### The input
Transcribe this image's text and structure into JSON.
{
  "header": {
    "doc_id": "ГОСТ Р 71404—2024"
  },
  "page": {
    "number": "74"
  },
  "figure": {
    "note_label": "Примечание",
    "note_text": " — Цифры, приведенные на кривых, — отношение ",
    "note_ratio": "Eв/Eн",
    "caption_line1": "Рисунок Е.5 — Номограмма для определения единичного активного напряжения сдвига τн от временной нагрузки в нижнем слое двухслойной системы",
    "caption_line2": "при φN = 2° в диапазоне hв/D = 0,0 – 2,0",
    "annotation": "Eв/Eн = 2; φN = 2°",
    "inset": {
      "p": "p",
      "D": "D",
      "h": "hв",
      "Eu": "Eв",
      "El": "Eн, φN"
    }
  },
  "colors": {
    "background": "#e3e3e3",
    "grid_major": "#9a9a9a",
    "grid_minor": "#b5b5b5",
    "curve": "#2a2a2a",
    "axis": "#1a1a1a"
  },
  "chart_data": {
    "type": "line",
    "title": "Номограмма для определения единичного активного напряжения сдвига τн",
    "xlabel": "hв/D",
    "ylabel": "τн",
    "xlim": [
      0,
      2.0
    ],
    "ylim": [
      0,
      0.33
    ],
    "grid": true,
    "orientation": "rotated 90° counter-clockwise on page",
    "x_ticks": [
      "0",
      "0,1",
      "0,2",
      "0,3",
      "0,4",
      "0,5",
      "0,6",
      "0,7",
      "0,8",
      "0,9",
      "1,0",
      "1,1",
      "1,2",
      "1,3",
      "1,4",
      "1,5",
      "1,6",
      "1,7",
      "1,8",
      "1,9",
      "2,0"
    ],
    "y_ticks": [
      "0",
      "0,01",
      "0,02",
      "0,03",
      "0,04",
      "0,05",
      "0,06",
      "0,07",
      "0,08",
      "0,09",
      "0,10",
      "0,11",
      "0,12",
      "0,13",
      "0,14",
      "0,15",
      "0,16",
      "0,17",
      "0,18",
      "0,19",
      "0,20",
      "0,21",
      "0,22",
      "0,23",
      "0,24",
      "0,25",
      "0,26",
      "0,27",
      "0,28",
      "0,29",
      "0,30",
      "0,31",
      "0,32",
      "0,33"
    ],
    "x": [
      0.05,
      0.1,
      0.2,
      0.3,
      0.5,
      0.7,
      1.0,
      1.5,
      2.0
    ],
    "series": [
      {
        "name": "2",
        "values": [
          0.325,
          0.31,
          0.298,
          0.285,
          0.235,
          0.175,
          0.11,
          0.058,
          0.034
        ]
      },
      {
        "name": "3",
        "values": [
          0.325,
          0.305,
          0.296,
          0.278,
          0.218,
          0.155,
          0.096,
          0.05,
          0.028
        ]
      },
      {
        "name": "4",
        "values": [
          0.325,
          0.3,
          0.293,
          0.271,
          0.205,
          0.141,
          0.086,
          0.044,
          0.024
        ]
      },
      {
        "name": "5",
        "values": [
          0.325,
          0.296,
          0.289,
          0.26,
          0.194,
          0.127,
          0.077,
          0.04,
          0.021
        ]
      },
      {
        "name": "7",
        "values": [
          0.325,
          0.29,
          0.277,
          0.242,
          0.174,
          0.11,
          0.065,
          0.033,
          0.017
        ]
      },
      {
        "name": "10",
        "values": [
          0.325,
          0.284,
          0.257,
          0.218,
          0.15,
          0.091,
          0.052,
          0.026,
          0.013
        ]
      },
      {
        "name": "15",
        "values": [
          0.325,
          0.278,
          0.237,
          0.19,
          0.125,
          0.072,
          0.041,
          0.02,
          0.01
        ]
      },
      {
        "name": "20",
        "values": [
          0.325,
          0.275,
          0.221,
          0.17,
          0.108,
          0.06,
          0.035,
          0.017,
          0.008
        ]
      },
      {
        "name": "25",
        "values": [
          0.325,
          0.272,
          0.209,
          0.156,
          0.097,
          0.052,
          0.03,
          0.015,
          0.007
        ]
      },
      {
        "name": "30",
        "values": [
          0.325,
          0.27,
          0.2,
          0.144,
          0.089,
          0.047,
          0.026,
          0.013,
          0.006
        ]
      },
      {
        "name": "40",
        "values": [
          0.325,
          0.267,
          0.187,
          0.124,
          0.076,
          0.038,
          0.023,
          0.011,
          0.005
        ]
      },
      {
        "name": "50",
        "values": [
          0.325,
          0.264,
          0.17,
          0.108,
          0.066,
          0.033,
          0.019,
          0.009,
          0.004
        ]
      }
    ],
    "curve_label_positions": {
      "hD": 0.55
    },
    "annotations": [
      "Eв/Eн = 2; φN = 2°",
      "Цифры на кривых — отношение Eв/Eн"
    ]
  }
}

### Your goal
Transcribe the full listing above without leaving anything out.

### Complete response
Transcribe this image's text and structure into JSON.
{
  "header": {
    "doc_id": "ГОСТ Р 71404—2024"
  },
  "page": {
    "number": "74"
  },
  "figure": {
    "note_label": "Примечание",
    "note_text": " — Цифры, приведенные на кривых, — отношение ",
    "note_ratio": "Eв/Eн",
    "caption_line1": "Рисунок Е.5 — Номограмма для определения единичного активного напряжения сдвига τн от временной нагрузки в нижнем слое двухслойной системы",
    "caption_line2": "при φN = 2° в диапазоне hв/D = 0,0 – 2,0",
    "annotation": "Eв/Eн = 2; φN = 2°",
    "inset": {
      "p": "p",
      "D": "D",
      "h": "hв",
      "Eu": "Eв",
      "El": "Eн, φN"
    }
  },
  "colors": {
    "background": "#e3e3e3",
    "grid_major": "#9a9a9a",
    "grid_minor": "#b5b5b5",
    "curve": "#2a2a2a",
    "axis": "#1a1a1a"
  },
  "chart_data": {
    "type": "line",
    "title": "Номограмма для определения единичного активного напряжения сдвига τн",
    "xlabel": "hв/D",
    "ylabel": "τн",
    "xlim": [
      0,
      2.0
    ],
    "ylim": [
      0,
      0.33
    ],
    "grid": true,
    "orientation": "rotated 90° counter-clockwise on page",
    "x_ticks": [
      "0",
      "0,1",
      "0,2",
      "0,3",
      "0,4",
      "0,5",
      "0,6",
      "0,7",
      "0,8",
      "0,9",
      "1,0",
      "1,1",
      "1,2",
      "1,3",
      "1,4",
      "1,5",
      "1,6",
      "1,7",
      "1,8",
      "1,9",
      "2,0"
    ],
    "y_ticks": [
      "0",
      "0,01",
      "0,02",
      "0,03",
      "0,04",
      "0,05",
      "0,06",
      "0,07",
      "0,08",
      "0,09",
      "0,10",
      "0,11",
      "0,12",
      "0,13",
      "0,14",
      "0,15",
      "0,16",
      "0,17",
      "0,18",
      "0,19",
      "0,20",
      "0,21",
      "0,22",
      "0,23",
      "0,24",
      "0,25",
      "0,26",
      "0,27",
      "0,28",
      "0,29",
      "0,30",
      "0,31",
      "0,32",
      "0,33"
    ],
    "x": [
      0.05,
      0.1,
      0.2,
      0.3,
      0.5,
      0.7,
      1.0,
      1.5,
      2.0
    ],
    "series": [
      {
        "name": "2",
        "values": [
          0.325,
          0.31,
          0.298,
          0.285,
          0.235,
          0.175,
          0.11,
          0.058,
          0.034
        ]
      },
      {
        "name": "3",
        "values": [
          0.325,
          0.305,
          0.296,
          0.278,
          0.218,
          0.155,
          0.096,
          0.05,
          0.028
        ]
      },
      {
        "name": "4",
        "values": [
          0.325,
          0.3,
          0.293,
          0.271,
          0.205,
          0.141,
          0.086,
          0.044,
          0.024
        ]
      },
      {
        "name": "5",
        "values": [
          0.325,
          0.296,
          0.289,
          0.26,
          0.194,
          0.127,
          0.077,
          0.04,
          0.021
        ]
      },
      {
        "name": "7",
        "values": [
          0.325,
          0.29,
          0.277,
          0.242,
          0.174,
          0.11,
          0.065,
          0.033,
          0.017
        ]
      },
      {
        "name": "10",
        "values": [
          0.325,
          0.284,
          0.257,
          0.218,
          0.15,
          0.091,
          0.052,
          0.026,
          0.013
        ]
      },
      {
        "name": "15",
        "values": [
          0.325,
          0.278,
          0.237,
          0.19,
          0.125,
          0.072,
          0.041,
          0.02,
          0.01
        ]
      },
      {
        "name": "20",
        "values": [
          0.325,
          0.275,
          0.221,
          0.17,
          0.108,
          0.06,
          0.035,
          0.017,
          0.008
        ]
      },
      {
        "name": "25",
        "values": [
          0.325,
          0.272,
          0.209,
          0.156,
          0.097,
          0.052,
          0.03,
          0.015,
          0.007
        ]
      },
      {
        "name": "30",
        "values": [
          0.325,
          0.27,
          0.2,
          0.144,
          0.089,
          0.047,
          0.026,
          0.013,
          0.006
        ]
      },
      {
        "name": "40",
        "values": [
          0.325,
          0.267,
          0.187,
          0.124,
          0.076,
          0.038,
          0.023,
          0.011,
          0.005
        ]
      },
      {
        "name": "50",
        "values": [
          0.325,
          0.264,
          0.17,
          0.108,
          0.066,
          0.033,
          0.019,
          0.009,
          0.004
        ]
      }
    ],
    "curve_label_positions": {
      "hD": 0.55
    },
    "annotations": [
      "Eв/Eн = 2; φN = 2°",
      "Цифры на кривых — отношение Eв/Eн"
    ]
  }
}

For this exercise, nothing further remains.